## START

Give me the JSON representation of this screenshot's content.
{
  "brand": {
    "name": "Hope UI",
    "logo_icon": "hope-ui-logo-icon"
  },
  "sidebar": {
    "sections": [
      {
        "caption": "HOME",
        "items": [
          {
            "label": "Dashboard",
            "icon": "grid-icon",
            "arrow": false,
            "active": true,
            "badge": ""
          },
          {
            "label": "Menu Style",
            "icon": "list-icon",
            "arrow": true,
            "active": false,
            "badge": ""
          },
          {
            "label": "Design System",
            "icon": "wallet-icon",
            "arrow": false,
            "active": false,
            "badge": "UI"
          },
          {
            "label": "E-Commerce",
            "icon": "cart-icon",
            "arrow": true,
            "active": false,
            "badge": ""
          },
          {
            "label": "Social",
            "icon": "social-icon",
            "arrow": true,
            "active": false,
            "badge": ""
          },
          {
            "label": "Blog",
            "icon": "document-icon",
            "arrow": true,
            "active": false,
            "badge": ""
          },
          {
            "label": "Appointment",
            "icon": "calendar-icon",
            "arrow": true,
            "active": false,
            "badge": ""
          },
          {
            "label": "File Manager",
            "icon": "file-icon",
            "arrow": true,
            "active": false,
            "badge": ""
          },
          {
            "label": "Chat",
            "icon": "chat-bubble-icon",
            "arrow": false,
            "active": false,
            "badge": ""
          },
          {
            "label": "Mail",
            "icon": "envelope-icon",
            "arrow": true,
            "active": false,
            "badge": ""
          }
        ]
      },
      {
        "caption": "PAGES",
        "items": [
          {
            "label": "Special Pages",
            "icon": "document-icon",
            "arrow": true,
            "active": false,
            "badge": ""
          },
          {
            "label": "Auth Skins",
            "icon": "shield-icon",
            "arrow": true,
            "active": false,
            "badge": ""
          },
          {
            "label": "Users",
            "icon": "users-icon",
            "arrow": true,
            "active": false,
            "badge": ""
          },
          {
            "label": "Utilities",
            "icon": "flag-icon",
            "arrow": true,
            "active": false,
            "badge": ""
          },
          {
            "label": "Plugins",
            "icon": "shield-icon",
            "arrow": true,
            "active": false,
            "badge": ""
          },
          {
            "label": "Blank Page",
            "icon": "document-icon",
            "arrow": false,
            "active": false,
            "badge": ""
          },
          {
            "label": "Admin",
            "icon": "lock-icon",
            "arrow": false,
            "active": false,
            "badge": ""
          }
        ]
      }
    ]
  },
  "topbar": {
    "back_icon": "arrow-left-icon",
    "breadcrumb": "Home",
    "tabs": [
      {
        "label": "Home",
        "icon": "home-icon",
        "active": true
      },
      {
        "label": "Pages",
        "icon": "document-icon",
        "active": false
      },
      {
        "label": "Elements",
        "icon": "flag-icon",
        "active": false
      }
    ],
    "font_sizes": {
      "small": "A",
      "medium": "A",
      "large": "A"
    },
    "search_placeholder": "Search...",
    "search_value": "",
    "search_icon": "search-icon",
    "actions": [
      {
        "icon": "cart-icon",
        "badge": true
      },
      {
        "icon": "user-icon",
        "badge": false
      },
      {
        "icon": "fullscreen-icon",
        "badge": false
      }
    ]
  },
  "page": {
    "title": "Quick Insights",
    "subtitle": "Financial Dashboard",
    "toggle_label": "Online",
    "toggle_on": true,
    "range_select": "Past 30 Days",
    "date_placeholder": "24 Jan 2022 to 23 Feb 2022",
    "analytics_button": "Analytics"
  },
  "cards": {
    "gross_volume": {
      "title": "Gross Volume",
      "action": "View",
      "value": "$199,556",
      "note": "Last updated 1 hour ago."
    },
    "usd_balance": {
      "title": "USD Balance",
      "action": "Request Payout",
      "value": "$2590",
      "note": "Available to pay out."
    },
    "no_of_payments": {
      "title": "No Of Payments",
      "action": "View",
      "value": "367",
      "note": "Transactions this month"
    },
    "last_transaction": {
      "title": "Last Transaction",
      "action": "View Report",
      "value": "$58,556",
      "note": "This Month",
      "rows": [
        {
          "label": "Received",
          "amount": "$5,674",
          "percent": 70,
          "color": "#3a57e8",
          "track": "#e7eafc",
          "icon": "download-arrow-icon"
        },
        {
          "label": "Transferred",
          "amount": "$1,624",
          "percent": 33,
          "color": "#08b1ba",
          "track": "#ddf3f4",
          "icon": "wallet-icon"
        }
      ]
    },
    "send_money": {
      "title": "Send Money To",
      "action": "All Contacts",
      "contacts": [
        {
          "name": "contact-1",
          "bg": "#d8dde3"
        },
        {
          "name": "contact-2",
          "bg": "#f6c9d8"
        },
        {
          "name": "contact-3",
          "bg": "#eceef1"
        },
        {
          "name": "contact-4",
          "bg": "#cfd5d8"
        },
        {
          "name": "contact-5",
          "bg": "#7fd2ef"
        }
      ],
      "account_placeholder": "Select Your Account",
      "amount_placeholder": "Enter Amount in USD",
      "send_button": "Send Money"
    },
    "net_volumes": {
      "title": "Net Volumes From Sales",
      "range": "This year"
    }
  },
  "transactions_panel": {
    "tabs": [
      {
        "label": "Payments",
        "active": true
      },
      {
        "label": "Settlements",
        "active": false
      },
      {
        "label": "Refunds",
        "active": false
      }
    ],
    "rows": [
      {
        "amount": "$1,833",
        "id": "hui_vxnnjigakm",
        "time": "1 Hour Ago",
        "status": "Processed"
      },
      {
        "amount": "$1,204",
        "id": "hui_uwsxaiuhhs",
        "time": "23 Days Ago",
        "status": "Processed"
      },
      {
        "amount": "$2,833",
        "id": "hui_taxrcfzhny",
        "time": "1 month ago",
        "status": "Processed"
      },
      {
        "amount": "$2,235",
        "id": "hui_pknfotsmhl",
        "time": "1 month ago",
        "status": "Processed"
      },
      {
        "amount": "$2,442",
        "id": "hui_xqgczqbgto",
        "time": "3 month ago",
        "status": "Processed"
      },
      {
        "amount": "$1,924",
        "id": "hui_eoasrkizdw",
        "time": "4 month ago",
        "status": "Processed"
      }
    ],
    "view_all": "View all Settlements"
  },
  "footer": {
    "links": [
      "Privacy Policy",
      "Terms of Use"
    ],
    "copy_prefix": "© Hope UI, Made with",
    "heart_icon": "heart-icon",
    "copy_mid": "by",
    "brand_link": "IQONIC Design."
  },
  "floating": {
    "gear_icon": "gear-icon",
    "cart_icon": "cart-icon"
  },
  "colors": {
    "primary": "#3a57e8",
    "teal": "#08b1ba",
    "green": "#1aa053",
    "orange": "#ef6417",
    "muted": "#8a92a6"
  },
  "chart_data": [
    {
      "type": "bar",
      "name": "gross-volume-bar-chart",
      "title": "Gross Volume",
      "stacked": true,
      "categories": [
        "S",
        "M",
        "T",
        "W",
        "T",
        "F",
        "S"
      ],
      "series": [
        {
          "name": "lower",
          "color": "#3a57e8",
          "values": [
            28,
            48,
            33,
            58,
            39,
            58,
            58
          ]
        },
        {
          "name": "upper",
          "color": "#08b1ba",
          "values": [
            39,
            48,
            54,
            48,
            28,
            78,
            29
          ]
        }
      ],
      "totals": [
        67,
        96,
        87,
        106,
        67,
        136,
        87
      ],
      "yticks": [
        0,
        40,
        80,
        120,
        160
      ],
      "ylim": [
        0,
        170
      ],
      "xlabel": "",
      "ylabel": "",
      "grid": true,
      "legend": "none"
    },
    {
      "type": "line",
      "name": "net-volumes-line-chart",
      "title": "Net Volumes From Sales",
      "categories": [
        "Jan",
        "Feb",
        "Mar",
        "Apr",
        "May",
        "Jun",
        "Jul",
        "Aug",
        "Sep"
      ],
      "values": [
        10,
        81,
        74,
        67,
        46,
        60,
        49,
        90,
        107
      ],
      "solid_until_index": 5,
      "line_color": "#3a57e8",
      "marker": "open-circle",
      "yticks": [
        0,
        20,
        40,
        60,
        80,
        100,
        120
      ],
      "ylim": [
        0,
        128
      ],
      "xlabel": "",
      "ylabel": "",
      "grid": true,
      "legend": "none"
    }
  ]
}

## END

Gather each line that holds "Dashboard".

_Problem solution_.
            "label": "Dashboard",
    "subtitle": "Financial Dashboard",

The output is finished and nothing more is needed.